REQUEST: Below are the records. Gather each line that holds "color".

Structured figure records:
━━━━━━━━━━━━━━━━

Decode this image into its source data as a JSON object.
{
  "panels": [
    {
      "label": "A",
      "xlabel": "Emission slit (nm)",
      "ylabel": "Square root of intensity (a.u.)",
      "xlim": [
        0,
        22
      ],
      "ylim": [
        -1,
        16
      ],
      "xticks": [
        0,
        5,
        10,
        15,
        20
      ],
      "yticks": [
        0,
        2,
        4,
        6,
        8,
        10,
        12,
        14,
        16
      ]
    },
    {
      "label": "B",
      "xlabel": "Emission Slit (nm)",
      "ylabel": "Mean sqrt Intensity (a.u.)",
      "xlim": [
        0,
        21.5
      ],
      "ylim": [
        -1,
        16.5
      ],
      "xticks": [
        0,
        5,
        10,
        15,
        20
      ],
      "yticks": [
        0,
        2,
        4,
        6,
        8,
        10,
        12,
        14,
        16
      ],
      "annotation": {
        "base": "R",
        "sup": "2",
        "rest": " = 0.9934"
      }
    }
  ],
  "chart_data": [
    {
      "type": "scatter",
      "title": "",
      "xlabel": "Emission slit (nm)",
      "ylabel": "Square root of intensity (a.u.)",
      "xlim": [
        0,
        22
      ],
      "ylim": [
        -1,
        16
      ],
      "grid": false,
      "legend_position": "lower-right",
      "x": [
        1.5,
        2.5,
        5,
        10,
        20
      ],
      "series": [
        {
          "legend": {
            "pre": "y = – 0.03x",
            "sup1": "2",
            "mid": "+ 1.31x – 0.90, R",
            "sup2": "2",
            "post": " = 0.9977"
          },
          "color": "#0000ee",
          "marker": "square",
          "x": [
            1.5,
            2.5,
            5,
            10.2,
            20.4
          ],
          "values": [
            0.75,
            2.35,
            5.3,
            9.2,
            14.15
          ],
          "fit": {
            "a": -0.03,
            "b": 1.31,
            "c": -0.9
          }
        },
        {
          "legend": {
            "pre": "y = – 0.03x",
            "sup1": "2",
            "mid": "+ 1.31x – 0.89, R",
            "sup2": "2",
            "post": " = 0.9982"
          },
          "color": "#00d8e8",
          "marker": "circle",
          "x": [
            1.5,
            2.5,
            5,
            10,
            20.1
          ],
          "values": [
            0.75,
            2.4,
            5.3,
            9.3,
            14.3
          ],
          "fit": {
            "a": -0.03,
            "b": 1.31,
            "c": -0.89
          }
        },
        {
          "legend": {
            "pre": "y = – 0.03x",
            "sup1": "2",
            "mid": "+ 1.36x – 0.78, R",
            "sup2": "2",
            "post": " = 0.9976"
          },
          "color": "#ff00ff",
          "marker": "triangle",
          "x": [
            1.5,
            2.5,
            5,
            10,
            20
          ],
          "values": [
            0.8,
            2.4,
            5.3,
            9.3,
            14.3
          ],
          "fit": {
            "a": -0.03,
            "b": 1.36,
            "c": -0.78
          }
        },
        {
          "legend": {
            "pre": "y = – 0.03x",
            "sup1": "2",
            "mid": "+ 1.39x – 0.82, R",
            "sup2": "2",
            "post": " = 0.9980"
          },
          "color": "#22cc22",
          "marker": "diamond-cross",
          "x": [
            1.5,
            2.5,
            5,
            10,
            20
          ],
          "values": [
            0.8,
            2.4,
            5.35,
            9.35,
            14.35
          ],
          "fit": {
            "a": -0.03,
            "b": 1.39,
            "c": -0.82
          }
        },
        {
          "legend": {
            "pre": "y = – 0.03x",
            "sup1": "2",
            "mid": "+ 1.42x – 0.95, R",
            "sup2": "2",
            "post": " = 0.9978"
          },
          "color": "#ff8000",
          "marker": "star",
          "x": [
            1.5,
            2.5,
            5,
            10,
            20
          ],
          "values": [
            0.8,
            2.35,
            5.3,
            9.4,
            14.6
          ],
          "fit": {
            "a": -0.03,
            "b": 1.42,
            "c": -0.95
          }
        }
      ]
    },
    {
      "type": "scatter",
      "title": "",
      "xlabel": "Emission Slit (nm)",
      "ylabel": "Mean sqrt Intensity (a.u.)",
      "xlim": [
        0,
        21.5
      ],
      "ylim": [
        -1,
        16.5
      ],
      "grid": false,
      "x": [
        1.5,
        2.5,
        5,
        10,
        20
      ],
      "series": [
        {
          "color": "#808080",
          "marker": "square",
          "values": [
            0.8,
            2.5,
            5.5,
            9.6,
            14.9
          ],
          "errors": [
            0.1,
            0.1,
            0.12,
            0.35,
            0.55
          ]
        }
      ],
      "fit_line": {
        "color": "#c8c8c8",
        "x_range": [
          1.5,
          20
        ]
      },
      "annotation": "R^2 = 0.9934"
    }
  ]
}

━━━━━━━━━━━━━━━━

PROBLEM SOLUTION:
          "color": "#0000ee",
          "color": "#00d8e8",
          "color": "#ff00ff",
          "color": "#22cc22",
          "color": "#ff8000",
          "color": "#808080",
        "color": "#c8c8c8",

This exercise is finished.